→ WHAT IS REQUIRED:
Locate the string "JSON" in the records below. Copy every line where it occurs.

→ DATA PROVIDED:
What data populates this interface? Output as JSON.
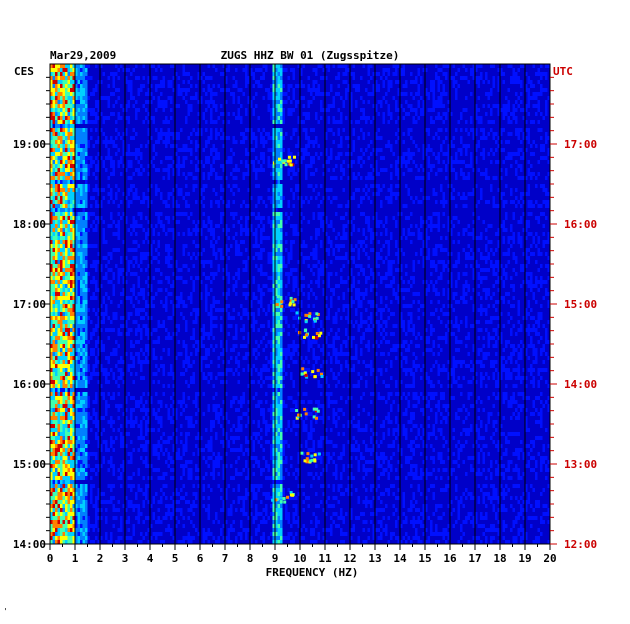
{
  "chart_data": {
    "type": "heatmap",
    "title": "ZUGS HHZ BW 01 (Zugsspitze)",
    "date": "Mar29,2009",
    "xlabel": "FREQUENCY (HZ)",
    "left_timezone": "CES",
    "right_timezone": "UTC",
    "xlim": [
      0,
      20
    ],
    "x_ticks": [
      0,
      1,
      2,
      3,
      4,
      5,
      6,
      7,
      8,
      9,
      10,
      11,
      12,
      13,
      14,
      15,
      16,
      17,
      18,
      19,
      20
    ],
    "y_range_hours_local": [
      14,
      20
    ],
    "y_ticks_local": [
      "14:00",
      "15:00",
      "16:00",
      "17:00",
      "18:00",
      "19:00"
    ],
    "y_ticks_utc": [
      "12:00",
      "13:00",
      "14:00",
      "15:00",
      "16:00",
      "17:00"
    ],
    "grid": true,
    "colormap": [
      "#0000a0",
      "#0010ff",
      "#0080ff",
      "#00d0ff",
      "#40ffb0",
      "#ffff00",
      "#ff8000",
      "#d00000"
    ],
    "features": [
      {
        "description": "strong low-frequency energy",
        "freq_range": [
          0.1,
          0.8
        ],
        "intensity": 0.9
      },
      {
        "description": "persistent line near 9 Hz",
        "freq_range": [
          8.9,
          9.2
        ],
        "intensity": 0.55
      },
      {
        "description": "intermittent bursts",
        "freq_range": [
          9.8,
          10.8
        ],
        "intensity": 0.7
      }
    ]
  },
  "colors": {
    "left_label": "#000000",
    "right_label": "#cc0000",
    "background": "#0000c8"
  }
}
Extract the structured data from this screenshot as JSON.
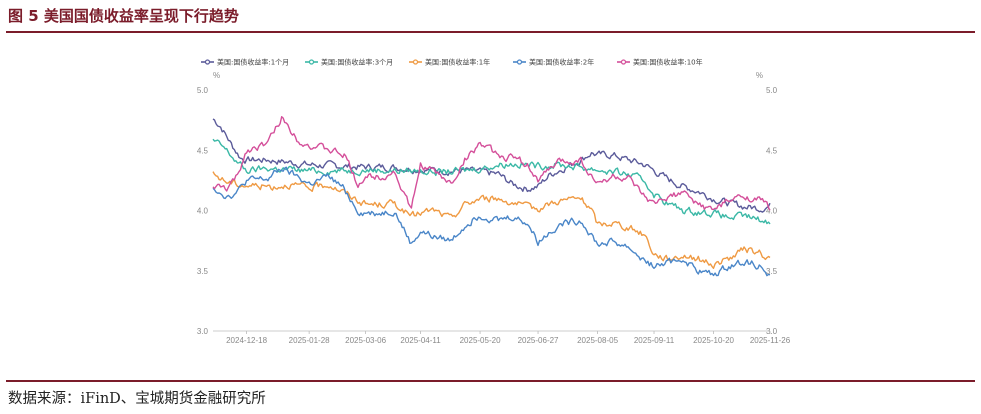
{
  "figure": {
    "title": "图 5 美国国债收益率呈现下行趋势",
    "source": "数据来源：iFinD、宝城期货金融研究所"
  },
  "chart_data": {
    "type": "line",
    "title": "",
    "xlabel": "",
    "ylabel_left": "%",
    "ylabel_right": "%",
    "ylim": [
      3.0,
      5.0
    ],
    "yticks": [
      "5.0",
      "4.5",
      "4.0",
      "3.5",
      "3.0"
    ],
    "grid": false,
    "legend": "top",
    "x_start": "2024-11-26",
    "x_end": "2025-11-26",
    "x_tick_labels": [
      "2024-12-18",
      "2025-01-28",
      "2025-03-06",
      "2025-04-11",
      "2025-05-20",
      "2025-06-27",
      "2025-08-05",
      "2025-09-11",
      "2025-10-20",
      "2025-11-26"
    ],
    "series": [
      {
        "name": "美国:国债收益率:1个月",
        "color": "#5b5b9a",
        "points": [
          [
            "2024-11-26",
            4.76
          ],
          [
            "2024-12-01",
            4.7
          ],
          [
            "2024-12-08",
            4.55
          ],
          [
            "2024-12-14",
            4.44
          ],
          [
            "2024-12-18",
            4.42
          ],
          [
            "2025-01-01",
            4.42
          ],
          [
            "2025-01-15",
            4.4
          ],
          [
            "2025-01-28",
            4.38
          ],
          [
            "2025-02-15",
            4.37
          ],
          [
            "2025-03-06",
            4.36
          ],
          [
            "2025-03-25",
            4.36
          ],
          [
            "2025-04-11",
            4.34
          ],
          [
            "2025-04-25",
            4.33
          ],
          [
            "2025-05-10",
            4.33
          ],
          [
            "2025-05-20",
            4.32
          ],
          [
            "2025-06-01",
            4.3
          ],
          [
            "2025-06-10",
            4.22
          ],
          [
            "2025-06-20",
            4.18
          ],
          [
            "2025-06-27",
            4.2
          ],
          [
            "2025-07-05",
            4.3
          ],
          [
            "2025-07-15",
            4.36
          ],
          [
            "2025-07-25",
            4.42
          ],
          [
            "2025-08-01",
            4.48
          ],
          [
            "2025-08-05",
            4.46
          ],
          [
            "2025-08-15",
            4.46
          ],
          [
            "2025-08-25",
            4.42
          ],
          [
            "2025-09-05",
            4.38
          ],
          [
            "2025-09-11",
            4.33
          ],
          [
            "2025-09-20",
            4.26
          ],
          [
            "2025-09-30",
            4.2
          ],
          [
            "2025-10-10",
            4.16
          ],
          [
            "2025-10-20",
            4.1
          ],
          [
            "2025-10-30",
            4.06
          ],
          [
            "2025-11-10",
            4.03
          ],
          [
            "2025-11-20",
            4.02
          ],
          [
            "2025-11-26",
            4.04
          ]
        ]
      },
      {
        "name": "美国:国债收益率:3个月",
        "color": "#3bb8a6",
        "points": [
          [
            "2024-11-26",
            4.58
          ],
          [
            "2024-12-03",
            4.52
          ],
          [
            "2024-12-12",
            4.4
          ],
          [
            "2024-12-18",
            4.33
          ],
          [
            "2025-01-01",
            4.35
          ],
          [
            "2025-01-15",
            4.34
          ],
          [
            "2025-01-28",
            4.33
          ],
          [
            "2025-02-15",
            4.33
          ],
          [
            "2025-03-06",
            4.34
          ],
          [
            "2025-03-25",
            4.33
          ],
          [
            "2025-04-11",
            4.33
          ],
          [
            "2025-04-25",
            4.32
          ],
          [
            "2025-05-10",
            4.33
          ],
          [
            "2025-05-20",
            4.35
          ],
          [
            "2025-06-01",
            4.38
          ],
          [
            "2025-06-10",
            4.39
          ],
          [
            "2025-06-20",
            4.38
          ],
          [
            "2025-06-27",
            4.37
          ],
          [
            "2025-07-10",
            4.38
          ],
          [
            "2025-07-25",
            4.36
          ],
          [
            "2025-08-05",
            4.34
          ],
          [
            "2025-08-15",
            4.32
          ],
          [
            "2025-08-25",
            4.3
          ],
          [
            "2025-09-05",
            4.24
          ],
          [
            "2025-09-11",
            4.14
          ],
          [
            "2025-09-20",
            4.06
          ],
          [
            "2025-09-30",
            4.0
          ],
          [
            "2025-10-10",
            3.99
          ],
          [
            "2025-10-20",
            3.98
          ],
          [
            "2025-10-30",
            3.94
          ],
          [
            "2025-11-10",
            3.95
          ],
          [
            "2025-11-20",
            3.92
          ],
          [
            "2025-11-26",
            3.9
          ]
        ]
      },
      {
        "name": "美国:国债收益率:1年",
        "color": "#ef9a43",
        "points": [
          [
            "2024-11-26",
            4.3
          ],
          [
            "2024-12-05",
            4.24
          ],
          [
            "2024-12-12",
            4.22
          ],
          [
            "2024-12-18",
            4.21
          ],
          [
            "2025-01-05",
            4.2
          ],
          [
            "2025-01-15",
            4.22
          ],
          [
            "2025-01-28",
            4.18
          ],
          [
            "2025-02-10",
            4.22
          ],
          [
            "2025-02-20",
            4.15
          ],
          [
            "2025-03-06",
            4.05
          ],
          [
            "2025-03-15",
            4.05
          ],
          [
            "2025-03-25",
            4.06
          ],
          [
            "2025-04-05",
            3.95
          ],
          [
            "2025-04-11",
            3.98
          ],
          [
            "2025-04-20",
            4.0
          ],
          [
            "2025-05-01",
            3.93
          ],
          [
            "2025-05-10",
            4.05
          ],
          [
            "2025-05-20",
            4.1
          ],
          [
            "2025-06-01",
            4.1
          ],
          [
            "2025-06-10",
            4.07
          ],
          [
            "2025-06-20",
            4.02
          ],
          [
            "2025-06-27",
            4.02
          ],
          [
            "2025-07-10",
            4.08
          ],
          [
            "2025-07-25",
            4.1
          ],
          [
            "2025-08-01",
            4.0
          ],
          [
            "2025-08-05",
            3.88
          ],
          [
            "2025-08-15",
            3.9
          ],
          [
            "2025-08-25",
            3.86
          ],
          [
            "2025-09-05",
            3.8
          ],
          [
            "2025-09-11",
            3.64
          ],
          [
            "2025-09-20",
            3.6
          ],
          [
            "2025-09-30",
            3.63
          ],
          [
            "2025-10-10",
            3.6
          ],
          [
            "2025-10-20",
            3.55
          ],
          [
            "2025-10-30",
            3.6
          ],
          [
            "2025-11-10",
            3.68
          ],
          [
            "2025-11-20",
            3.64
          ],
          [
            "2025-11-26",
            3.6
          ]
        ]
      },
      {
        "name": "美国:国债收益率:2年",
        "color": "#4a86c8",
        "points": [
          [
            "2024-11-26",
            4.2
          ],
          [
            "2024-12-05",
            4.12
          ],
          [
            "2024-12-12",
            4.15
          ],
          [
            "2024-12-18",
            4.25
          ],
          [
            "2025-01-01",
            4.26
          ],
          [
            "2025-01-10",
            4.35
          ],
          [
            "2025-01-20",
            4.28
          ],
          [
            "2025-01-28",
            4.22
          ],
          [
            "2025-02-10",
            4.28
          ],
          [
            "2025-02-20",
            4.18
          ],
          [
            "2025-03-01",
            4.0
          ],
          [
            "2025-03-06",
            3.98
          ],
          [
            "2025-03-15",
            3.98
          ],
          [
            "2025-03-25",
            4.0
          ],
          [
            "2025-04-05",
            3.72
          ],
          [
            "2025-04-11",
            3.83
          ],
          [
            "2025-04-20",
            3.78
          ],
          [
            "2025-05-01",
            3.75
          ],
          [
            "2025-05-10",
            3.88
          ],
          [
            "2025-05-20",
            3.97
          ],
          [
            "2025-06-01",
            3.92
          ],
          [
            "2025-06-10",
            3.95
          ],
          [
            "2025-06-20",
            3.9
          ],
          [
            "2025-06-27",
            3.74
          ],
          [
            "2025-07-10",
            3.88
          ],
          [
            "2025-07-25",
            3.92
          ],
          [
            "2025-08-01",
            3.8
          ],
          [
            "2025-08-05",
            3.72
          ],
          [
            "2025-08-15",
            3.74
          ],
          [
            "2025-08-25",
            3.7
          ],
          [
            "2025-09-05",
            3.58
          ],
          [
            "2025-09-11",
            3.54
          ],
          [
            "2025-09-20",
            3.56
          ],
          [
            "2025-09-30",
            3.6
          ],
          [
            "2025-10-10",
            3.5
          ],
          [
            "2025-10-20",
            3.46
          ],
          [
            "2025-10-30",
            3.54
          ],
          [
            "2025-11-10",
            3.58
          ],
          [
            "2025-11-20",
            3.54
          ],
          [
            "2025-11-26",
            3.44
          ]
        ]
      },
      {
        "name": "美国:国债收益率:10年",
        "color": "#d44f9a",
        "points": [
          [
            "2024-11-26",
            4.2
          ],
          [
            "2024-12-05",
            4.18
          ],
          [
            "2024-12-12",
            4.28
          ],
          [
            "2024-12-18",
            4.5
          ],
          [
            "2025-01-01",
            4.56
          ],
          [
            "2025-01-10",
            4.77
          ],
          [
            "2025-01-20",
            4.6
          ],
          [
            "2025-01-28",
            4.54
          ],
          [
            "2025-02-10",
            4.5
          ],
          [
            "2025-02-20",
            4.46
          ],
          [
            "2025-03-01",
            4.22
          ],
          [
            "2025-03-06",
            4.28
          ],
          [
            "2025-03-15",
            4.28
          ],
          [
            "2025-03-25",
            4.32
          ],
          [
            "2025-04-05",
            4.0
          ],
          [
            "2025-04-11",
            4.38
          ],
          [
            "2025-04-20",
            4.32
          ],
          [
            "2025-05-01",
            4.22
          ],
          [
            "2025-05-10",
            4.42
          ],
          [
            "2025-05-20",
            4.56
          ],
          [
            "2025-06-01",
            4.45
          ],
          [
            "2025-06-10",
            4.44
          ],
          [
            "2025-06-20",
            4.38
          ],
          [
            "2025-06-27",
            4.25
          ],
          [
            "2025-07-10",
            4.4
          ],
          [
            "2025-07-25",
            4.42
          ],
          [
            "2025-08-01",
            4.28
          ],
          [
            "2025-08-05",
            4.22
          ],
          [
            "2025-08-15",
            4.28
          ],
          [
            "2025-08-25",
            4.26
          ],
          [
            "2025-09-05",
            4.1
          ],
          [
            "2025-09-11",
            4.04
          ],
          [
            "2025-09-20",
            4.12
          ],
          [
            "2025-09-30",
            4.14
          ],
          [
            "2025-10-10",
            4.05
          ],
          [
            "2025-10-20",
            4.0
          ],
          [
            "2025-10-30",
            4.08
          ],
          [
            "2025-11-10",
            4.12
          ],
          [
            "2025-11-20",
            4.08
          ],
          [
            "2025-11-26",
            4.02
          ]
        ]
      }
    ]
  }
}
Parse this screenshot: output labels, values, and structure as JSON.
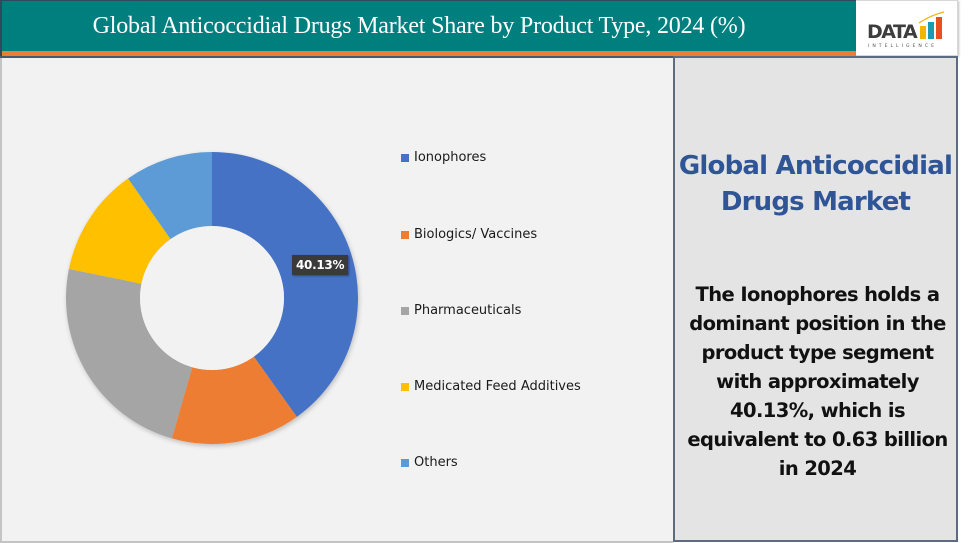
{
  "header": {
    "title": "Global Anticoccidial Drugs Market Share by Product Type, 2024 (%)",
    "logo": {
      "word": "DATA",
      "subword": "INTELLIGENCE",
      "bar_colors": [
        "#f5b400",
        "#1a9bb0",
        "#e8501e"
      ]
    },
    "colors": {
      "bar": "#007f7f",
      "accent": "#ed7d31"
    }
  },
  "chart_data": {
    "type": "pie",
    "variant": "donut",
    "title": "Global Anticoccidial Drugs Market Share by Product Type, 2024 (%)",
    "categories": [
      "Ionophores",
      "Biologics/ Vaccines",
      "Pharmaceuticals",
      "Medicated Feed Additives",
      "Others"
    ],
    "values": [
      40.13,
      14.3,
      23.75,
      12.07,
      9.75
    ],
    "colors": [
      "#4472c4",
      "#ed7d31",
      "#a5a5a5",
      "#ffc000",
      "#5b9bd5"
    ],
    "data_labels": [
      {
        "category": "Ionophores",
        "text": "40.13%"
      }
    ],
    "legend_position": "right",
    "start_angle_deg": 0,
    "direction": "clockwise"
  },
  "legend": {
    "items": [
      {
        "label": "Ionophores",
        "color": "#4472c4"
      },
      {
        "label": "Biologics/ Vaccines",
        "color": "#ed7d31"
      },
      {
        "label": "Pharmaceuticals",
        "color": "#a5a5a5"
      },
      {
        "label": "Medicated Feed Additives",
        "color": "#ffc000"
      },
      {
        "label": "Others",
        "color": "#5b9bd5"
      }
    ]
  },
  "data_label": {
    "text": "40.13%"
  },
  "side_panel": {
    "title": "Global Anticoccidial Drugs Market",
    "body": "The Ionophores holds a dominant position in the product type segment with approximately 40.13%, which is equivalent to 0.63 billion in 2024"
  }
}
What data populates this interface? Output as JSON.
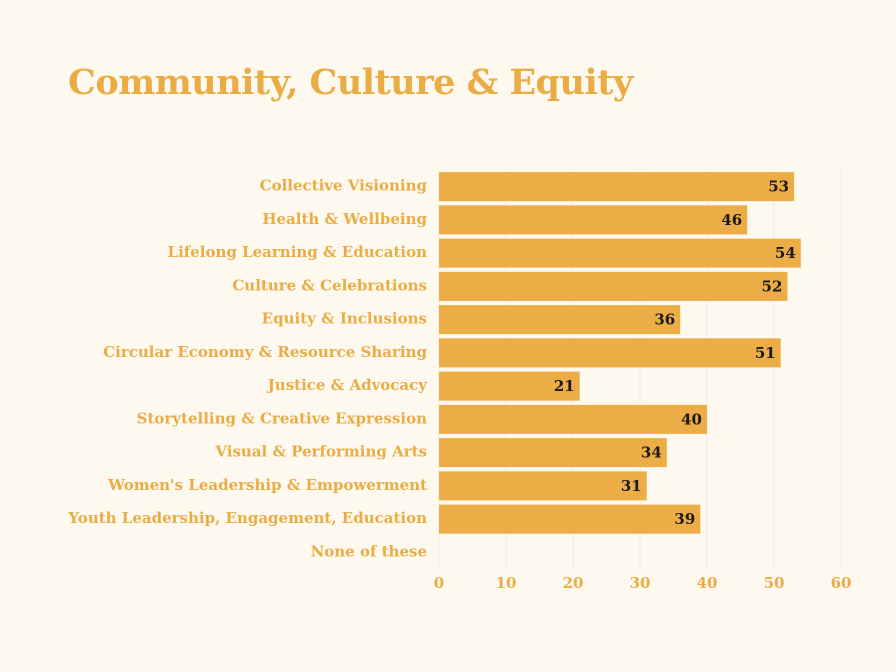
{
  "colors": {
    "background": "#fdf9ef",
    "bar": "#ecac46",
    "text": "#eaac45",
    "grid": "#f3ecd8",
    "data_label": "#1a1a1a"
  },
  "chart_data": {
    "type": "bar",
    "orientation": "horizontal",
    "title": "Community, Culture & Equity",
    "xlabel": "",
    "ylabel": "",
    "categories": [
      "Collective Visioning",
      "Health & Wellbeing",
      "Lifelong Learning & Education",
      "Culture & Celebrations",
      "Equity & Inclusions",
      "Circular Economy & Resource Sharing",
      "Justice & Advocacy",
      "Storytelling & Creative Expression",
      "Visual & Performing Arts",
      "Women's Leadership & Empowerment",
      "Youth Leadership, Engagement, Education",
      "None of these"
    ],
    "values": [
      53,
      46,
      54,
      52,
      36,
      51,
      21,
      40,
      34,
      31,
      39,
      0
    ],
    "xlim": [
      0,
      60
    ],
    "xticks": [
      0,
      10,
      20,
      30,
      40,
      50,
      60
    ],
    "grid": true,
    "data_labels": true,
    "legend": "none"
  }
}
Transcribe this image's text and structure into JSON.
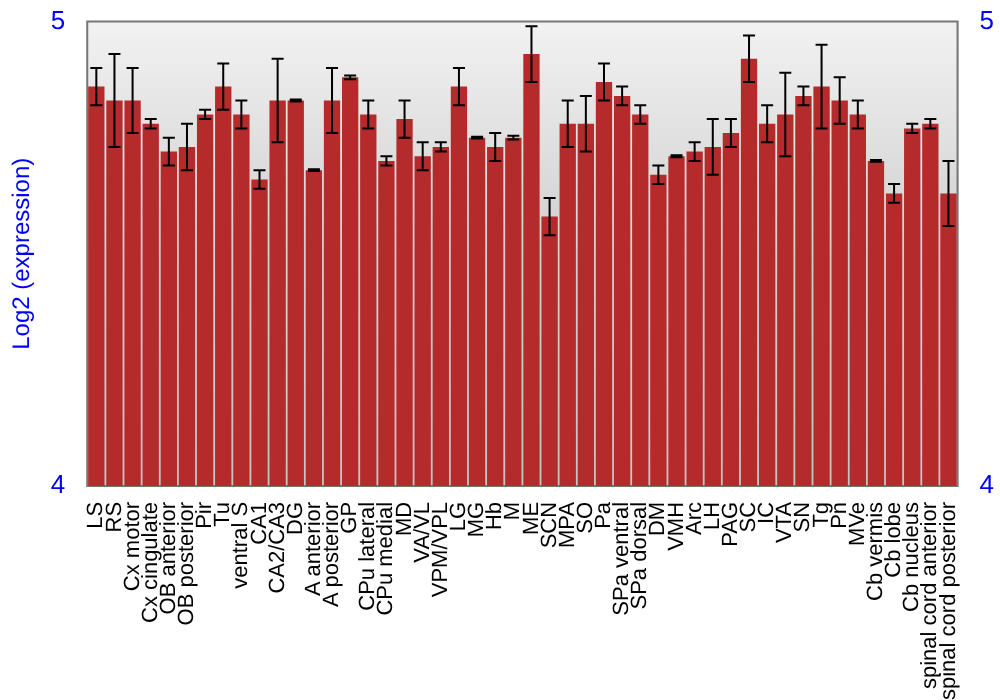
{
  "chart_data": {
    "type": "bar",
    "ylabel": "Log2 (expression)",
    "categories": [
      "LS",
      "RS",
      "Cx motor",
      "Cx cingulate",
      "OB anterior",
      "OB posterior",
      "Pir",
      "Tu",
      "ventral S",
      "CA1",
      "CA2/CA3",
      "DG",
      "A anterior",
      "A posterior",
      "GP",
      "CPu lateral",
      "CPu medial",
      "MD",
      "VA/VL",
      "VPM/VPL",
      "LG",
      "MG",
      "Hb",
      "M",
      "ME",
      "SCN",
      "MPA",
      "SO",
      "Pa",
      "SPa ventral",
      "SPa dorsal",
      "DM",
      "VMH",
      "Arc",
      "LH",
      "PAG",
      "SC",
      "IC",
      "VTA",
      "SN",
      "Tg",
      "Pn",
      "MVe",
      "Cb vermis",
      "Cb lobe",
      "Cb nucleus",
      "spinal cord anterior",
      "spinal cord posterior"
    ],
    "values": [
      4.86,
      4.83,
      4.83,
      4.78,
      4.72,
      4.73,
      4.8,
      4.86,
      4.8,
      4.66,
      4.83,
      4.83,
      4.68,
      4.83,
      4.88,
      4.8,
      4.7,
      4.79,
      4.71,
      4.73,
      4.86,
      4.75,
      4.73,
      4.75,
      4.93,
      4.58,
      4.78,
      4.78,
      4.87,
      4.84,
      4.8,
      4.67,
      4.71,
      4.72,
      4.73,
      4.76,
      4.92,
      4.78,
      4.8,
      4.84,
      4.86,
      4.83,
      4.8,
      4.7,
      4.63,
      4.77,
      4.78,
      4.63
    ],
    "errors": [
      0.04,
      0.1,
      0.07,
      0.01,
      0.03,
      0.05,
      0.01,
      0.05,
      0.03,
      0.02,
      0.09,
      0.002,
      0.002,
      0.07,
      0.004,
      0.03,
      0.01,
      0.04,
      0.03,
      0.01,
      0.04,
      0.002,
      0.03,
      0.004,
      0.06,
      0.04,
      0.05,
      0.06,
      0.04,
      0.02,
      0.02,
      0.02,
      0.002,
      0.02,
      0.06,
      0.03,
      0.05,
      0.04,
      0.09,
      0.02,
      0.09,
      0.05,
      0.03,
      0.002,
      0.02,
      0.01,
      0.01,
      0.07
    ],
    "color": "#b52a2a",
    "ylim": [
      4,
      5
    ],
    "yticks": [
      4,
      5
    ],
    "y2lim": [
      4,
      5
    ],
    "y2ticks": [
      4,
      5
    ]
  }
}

→ SOLUTION TO THIS PROBLEM:
What data populates this interface? Output as JSON.
Extract the structured data from this screenshot as JSON.
Parse this screenshot: output labels, values, and structure as JSON.
What data populates this interface? Output as JSON.
Transcribe this image's text and structure into JSON.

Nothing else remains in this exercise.